■ Data excerpts:

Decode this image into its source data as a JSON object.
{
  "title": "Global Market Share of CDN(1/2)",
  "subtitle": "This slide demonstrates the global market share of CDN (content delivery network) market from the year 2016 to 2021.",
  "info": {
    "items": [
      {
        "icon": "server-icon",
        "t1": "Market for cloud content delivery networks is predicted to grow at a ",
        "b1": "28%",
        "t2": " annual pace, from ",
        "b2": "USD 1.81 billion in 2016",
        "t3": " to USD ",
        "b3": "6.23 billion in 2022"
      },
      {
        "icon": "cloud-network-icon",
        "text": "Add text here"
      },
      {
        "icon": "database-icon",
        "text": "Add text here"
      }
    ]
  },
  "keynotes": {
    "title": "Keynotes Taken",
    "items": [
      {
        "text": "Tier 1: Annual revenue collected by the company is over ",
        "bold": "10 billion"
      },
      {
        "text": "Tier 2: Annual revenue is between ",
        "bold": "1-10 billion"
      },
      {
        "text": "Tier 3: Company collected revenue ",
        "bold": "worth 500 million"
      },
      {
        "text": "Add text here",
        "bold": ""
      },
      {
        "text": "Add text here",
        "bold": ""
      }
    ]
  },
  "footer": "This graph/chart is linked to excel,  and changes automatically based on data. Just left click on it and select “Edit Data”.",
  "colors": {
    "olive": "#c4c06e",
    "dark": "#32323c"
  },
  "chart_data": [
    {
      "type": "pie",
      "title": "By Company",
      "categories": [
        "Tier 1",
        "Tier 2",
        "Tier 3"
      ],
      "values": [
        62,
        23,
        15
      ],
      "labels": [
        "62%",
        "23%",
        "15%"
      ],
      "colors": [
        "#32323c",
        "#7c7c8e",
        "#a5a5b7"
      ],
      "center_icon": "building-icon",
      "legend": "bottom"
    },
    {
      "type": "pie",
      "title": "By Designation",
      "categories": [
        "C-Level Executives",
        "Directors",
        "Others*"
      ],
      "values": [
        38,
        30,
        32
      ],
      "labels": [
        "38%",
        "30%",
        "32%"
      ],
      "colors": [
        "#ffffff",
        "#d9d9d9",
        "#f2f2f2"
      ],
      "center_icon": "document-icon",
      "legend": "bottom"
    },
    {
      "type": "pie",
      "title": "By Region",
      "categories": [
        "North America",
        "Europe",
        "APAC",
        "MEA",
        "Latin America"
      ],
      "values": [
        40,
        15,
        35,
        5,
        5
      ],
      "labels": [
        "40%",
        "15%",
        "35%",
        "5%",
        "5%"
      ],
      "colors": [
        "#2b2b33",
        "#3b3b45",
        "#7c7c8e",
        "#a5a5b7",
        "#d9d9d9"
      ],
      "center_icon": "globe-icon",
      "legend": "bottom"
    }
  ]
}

--

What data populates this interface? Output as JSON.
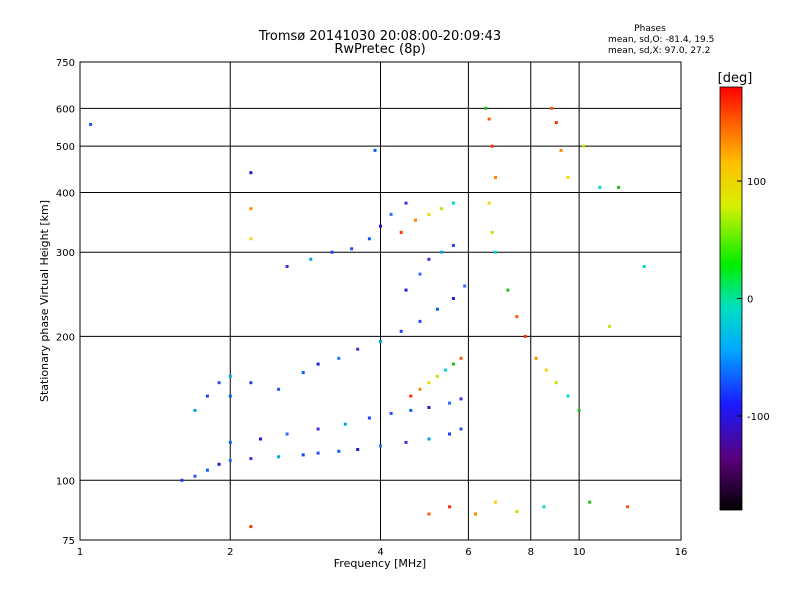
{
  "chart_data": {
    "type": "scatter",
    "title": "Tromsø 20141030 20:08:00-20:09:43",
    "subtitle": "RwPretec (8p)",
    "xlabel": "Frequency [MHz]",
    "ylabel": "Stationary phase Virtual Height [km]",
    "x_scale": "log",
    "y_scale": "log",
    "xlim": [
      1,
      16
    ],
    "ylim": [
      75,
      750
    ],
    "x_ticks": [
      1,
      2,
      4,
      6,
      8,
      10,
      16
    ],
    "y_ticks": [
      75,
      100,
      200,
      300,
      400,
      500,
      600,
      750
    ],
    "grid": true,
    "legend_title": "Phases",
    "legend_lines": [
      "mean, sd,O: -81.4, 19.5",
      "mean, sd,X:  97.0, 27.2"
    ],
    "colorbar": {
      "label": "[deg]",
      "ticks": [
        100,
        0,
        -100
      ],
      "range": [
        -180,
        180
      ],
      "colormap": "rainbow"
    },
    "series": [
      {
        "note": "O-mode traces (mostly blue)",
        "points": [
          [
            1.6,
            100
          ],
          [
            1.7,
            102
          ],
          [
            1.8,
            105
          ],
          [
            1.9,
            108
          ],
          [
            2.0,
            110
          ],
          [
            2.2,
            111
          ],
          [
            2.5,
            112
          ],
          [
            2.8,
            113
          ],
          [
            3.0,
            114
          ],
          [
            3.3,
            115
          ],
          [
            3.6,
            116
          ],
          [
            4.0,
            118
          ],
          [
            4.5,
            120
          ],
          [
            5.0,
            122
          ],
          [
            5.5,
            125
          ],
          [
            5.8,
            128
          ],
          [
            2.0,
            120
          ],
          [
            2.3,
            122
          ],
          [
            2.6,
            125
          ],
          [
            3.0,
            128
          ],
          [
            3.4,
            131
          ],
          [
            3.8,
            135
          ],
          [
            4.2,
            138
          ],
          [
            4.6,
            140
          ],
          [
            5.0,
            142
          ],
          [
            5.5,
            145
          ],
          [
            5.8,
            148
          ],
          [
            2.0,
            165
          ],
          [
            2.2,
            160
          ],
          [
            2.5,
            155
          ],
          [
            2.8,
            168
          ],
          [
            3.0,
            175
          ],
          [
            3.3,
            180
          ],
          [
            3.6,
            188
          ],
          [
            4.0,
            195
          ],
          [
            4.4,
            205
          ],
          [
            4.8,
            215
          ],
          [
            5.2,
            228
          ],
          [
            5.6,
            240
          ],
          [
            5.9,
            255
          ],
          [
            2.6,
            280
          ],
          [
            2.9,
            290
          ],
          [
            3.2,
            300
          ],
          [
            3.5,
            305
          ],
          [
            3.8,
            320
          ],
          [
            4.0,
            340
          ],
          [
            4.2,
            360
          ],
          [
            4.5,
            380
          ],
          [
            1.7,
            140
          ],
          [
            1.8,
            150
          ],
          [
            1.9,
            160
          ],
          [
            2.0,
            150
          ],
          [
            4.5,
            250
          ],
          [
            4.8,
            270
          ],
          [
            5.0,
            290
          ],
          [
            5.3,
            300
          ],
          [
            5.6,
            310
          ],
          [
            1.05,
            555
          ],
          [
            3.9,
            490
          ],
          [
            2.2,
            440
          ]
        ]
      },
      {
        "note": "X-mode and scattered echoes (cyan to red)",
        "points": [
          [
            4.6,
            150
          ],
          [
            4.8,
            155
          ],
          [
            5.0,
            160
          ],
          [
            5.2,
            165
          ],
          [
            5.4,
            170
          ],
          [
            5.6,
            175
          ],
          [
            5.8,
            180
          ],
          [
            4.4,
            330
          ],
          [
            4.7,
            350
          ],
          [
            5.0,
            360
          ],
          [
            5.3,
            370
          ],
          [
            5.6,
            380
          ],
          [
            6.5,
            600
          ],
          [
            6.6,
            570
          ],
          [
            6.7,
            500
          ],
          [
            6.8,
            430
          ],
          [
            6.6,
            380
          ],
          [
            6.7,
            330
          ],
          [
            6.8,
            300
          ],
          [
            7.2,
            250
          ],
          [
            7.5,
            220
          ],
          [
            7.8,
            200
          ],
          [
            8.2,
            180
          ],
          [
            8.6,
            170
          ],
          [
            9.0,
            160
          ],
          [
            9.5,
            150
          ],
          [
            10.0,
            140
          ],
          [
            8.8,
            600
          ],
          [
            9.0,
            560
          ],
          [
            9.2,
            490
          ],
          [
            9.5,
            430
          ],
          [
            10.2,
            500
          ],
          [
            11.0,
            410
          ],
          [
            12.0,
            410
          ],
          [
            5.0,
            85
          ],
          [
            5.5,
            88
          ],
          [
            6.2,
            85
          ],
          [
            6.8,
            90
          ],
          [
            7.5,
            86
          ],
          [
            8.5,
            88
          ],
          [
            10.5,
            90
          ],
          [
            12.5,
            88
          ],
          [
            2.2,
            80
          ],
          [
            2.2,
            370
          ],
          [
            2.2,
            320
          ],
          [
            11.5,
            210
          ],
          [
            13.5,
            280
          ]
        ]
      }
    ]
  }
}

--

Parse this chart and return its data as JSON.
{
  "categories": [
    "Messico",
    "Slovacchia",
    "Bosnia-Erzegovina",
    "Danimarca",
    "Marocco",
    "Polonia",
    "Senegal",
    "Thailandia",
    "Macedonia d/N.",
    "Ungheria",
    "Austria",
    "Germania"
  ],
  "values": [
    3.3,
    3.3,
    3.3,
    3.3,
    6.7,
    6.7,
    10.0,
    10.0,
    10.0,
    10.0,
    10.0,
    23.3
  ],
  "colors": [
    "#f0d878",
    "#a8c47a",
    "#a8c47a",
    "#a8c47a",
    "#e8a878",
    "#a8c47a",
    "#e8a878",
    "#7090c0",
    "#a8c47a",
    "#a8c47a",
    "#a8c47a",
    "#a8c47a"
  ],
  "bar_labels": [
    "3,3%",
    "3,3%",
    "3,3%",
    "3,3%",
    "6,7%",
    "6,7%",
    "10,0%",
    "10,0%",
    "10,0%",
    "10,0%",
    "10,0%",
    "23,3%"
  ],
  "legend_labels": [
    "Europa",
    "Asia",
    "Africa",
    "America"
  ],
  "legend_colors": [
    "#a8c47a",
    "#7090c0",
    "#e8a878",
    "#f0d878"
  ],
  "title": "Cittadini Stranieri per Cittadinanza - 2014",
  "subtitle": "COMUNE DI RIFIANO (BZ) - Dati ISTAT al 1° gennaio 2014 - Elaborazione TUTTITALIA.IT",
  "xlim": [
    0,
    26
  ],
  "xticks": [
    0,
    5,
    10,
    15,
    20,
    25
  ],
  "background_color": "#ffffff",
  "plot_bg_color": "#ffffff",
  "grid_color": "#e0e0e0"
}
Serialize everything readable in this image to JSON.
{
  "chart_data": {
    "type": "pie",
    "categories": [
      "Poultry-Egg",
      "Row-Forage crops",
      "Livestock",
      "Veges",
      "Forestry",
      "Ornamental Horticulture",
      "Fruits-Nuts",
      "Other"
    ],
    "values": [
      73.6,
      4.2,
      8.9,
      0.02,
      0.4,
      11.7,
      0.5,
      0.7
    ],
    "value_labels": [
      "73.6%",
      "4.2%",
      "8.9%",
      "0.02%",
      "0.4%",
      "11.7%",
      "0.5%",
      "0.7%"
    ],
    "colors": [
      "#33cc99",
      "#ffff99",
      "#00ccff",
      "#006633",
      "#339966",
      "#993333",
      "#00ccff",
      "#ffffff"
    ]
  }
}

■ Work instructions:
Using the records above, find and show each line with the string "text".

■ The response:
        "text": "Add text here"
        "text": "Add text here"
        "text": "Tier 1: Annual revenue collected by the company is over ",
        "text": "Tier 2: Annual revenue is between ",
        "text": "Tier 3: Company collected revenue ",
        "text": "Add text here",
        "text": "Add text here",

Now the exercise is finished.